--- start of EXERCISE INPUT ---

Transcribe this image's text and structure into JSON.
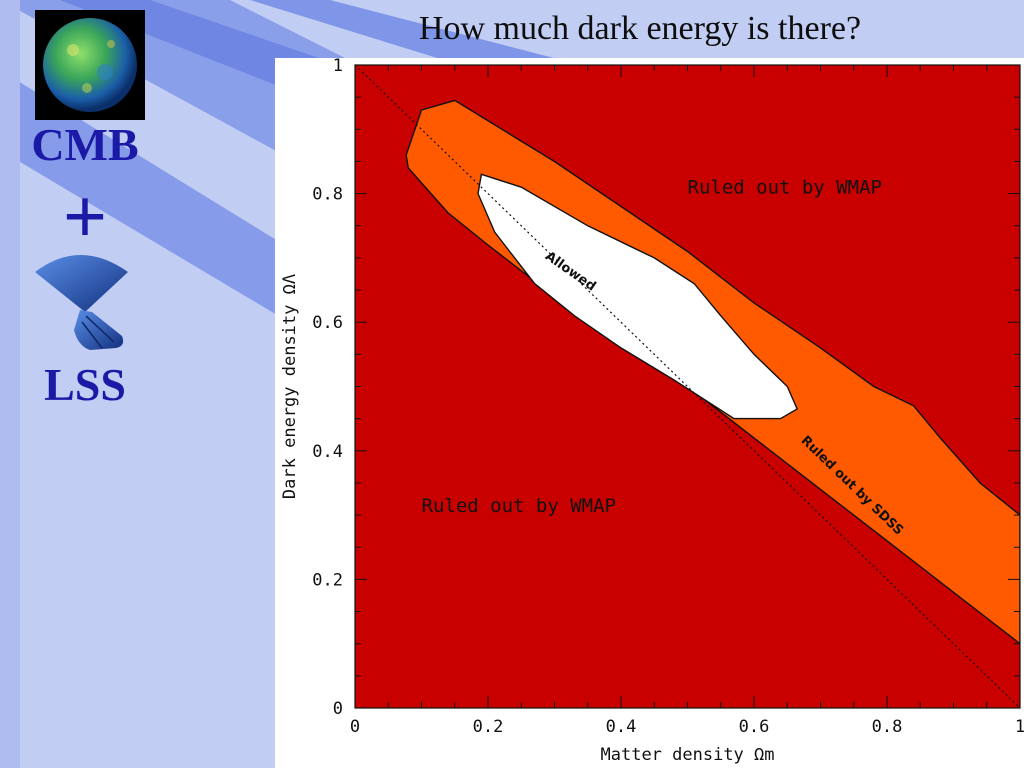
{
  "slide": {
    "title": "How much dark energy is there?",
    "cmb_label": "CMB",
    "plus_label": "+",
    "lss_label": "LSS"
  },
  "icons": {
    "globe": "cmb-sky-map-icon",
    "lss": "survey-cone-icon"
  },
  "colors": {
    "wmap_excluded": "#c80000",
    "sdss_excluded": "#ff5a00",
    "allowed": "#ffffff",
    "title_text": "#1a1aa6"
  },
  "chart_data": {
    "type": "area",
    "xlabel": "Matter density Ωm",
    "ylabel": "Dark energy density ΩΛ",
    "xlim": [
      0,
      1
    ],
    "ylim": [
      0,
      1
    ],
    "xticks": [
      "0",
      "0.2",
      "0.4",
      "0.6",
      "0.8",
      "1"
    ],
    "yticks": [
      "0",
      "0.2",
      "0.4",
      "0.6",
      "0.8",
      "1"
    ],
    "regions": [
      {
        "name": "Ruled out by WMAP",
        "role": "background",
        "points": []
      },
      {
        "name": "Ruled out by SDSS",
        "role": "wmap_band",
        "points": [
          [
            0.1,
            0.93
          ],
          [
            0.15,
            0.945
          ],
          [
            0.3,
            0.85
          ],
          [
            0.5,
            0.71
          ],
          [
            0.6,
            0.63
          ],
          [
            0.7,
            0.56
          ],
          [
            0.78,
            0.5
          ],
          [
            0.84,
            0.47
          ],
          [
            0.88,
            0.42
          ],
          [
            0.94,
            0.35
          ],
          [
            1.0,
            0.3
          ],
          [
            1.0,
            0.1
          ],
          [
            0.95,
            0.14
          ],
          [
            0.9,
            0.18
          ],
          [
            0.85,
            0.22
          ],
          [
            0.8,
            0.26
          ],
          [
            0.7,
            0.34
          ],
          [
            0.6,
            0.42
          ],
          [
            0.5,
            0.5
          ],
          [
            0.4,
            0.57
          ],
          [
            0.3,
            0.64
          ],
          [
            0.2,
            0.72
          ],
          [
            0.14,
            0.77
          ],
          [
            0.08,
            0.84
          ],
          [
            0.077,
            0.86
          ]
        ]
      },
      {
        "name": "Allowed",
        "role": "allowed",
        "points": [
          [
            0.19,
            0.83
          ],
          [
            0.25,
            0.81
          ],
          [
            0.35,
            0.75
          ],
          [
            0.45,
            0.7
          ],
          [
            0.51,
            0.66
          ],
          [
            0.55,
            0.61
          ],
          [
            0.6,
            0.55
          ],
          [
            0.65,
            0.5
          ],
          [
            0.665,
            0.465
          ],
          [
            0.64,
            0.45
          ],
          [
            0.57,
            0.45
          ],
          [
            0.48,
            0.51
          ],
          [
            0.4,
            0.56
          ],
          [
            0.33,
            0.61
          ],
          [
            0.27,
            0.66
          ],
          [
            0.21,
            0.74
          ],
          [
            0.185,
            0.8
          ]
        ]
      }
    ],
    "flat_universe_line": [
      [
        0,
        1
      ],
      [
        1,
        0
      ]
    ],
    "annotations": [
      {
        "text": "Ruled out by WMAP",
        "x": 0.5,
        "y": 0.8
      },
      {
        "text": "Ruled out by WMAP",
        "x": 0.1,
        "y": 0.305
      },
      {
        "text": "Allowed",
        "x": 0.285,
        "y": 0.7,
        "angle": 35
      },
      {
        "text": "Ruled out by SDSS",
        "x": 0.67,
        "y": 0.415,
        "angle": 44
      }
    ]
  }
}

--- end of EXERCISE INPUT ---

From the entries above, extract each line containing "energy".

FULL OUTPUT →
    "title": "How much dark energy is there?",
    "ylabel": "Dark energy density ΩΛ",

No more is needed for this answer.